Stored data entries:

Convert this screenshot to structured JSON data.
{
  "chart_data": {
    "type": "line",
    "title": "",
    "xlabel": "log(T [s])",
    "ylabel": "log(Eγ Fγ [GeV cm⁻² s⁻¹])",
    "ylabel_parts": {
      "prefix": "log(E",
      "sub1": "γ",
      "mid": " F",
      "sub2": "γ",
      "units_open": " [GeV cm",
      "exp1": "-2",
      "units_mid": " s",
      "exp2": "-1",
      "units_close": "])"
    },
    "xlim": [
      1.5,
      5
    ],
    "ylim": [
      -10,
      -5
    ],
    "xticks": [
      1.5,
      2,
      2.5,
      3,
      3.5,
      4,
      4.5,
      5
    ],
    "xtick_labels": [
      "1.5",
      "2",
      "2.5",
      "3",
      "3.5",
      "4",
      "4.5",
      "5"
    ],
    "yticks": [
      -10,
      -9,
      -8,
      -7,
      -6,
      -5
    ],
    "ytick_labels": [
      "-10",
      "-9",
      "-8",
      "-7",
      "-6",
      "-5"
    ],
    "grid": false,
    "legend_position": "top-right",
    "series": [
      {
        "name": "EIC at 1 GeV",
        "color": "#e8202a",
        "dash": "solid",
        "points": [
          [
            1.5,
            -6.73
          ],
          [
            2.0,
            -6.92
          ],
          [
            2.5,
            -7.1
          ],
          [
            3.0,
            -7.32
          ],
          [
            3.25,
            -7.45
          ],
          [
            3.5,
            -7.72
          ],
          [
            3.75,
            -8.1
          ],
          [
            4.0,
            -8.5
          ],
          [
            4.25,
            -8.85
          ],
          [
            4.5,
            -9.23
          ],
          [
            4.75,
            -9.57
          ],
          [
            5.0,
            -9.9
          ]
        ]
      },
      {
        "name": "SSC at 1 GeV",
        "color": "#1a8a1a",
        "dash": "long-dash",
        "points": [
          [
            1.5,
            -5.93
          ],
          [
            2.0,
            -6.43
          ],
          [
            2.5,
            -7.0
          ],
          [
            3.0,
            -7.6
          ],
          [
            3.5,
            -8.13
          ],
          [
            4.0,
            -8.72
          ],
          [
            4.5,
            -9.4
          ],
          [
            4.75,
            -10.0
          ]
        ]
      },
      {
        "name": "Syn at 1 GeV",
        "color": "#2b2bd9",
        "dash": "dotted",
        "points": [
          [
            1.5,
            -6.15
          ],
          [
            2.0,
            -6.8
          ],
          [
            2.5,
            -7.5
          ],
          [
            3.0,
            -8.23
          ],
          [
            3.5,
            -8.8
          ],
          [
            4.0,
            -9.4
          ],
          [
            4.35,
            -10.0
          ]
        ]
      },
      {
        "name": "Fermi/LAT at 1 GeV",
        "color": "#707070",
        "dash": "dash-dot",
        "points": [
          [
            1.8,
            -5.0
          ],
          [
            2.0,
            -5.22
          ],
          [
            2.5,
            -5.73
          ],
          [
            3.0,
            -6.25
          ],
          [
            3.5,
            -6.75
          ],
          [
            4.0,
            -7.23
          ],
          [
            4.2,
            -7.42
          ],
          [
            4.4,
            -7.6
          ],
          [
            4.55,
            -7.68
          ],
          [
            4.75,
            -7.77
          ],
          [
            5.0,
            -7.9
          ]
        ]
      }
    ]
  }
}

WHAT YOU WILL DO: Write down the full listing again, exactly.

RESPONSE TO THIS EXERCISE:
Convert this screenshot to structured JSON data.
{
  "chart_data": {
    "type": "line",
    "title": "",
    "xlabel": "log(T [s])",
    "ylabel": "log(Eγ Fγ [GeV cm⁻² s⁻¹])",
    "ylabel_parts": {
      "prefix": "log(E",
      "sub1": "γ",
      "mid": " F",
      "sub2": "γ",
      "units_open": " [GeV cm",
      "exp1": "-2",
      "units_mid": " s",
      "exp2": "-1",
      "units_close": "])"
    },
    "xlim": [
      1.5,
      5
    ],
    "ylim": [
      -10,
      -5
    ],
    "xticks": [
      1.5,
      2,
      2.5,
      3,
      3.5,
      4,
      4.5,
      5
    ],
    "xtick_labels": [
      "1.5",
      "2",
      "2.5",
      "3",
      "3.5",
      "4",
      "4.5",
      "5"
    ],
    "yticks": [
      -10,
      -9,
      -8,
      -7,
      -6,
      -5
    ],
    "ytick_labels": [
      "-10",
      "-9",
      "-8",
      "-7",
      "-6",
      "-5"
    ],
    "grid": false,
    "legend_position": "top-right",
    "series": [
      {
        "name": "EIC at 1 GeV",
        "color": "#e8202a",
        "dash": "solid",
        "points": [
          [
            1.5,
            -6.73
          ],
          [
            2.0,
            -6.92
          ],
          [
            2.5,
            -7.1
          ],
          [
            3.0,
            -7.32
          ],
          [
            3.25,
            -7.45
          ],
          [
            3.5,
            -7.72
          ],
          [
            3.75,
            -8.1
          ],
          [
            4.0,
            -8.5
          ],
          [
            4.25,
            -8.85
          ],
          [
            4.5,
            -9.23
          ],
          [
            4.75,
            -9.57
          ],
          [
            5.0,
            -9.9
          ]
        ]
      },
      {
        "name": "SSC at 1 GeV",
        "color": "#1a8a1a",
        "dash": "long-dash",
        "points": [
          [
            1.5,
            -5.93
          ],
          [
            2.0,
            -6.43
          ],
          [
            2.5,
            -7.0
          ],
          [
            3.0,
            -7.6
          ],
          [
            3.5,
            -8.13
          ],
          [
            4.0,
            -8.72
          ],
          [
            4.5,
            -9.4
          ],
          [
            4.75,
            -10.0
          ]
        ]
      },
      {
        "name": "Syn at 1 GeV",
        "color": "#2b2bd9",
        "dash": "dotted",
        "points": [
          [
            1.5,
            -6.15
          ],
          [
            2.0,
            -6.8
          ],
          [
            2.5,
            -7.5
          ],
          [
            3.0,
            -8.23
          ],
          [
            3.5,
            -8.8
          ],
          [
            4.0,
            -9.4
          ],
          [
            4.35,
            -10.0
          ]
        ]
      },
      {
        "name": "Fermi/LAT at 1 GeV",
        "color": "#707070",
        "dash": "dash-dot",
        "points": [
          [
            1.8,
            -5.0
          ],
          [
            2.0,
            -5.22
          ],
          [
            2.5,
            -5.73
          ],
          [
            3.0,
            -6.25
          ],
          [
            3.5,
            -6.75
          ],
          [
            4.0,
            -7.23
          ],
          [
            4.2,
            -7.42
          ],
          [
            4.4,
            -7.6
          ],
          [
            4.55,
            -7.68
          ],
          [
            4.75,
            -7.77
          ],
          [
            5.0,
            -7.9
          ]
        ]
      }
    ]
  }
}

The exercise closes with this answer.